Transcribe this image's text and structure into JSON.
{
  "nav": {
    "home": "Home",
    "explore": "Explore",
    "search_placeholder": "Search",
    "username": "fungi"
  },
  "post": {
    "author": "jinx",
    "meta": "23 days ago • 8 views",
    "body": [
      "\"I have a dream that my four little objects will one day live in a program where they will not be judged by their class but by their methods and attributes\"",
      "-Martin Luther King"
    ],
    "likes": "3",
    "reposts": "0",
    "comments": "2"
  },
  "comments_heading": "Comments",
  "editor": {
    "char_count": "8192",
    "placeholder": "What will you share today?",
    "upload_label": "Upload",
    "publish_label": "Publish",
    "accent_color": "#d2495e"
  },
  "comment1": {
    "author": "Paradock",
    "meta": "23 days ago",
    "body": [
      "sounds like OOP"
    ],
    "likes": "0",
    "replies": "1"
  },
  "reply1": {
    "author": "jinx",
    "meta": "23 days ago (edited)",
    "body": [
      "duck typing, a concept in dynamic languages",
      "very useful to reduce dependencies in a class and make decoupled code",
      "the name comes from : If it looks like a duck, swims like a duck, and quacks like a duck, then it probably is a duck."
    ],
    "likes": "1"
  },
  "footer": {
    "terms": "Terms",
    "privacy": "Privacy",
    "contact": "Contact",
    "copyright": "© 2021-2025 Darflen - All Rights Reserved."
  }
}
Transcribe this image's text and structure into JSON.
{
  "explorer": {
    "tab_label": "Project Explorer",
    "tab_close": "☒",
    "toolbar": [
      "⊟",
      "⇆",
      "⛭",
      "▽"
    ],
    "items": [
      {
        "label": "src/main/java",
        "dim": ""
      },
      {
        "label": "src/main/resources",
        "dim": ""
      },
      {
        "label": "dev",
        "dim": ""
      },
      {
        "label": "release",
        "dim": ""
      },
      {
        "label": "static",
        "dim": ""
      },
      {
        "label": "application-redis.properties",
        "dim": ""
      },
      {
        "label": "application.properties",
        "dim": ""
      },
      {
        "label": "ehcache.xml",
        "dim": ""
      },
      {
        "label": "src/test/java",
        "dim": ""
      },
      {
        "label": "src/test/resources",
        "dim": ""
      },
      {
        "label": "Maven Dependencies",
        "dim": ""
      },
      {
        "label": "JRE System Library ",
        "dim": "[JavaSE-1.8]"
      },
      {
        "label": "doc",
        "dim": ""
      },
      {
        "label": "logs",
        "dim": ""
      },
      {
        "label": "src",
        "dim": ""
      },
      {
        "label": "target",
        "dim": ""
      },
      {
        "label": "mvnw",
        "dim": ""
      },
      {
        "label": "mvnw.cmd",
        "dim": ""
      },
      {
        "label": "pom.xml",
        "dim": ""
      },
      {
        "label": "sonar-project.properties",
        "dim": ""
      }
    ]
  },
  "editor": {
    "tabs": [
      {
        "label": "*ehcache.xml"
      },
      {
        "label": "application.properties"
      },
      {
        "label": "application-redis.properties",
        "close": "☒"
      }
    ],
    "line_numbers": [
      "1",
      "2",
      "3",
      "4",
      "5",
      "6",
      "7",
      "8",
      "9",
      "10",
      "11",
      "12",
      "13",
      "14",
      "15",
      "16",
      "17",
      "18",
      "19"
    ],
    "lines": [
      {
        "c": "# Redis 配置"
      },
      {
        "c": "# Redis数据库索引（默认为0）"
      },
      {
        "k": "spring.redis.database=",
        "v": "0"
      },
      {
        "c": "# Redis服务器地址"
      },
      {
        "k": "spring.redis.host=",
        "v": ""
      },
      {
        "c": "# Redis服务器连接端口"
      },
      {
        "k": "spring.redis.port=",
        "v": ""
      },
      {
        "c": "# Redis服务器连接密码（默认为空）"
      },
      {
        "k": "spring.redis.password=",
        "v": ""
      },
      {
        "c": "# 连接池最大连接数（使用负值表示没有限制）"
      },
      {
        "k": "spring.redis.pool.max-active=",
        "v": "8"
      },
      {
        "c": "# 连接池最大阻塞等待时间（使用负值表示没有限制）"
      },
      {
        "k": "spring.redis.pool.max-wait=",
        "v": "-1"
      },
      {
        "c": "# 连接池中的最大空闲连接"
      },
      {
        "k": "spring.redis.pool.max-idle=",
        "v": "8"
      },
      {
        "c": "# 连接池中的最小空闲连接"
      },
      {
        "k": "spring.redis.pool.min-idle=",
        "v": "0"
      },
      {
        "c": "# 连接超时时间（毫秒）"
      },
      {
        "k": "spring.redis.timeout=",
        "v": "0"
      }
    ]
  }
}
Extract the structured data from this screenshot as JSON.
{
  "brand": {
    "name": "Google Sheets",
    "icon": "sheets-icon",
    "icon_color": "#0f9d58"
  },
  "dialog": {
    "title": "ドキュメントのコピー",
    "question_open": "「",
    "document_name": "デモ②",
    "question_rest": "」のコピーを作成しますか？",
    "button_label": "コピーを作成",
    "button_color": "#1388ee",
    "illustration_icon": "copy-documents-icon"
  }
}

──────────

:: What is required ::
List every line above that holds the word "main".

:: Solution to the problem ::
        "label": "src/main/java",
        "label": "src/main/resources",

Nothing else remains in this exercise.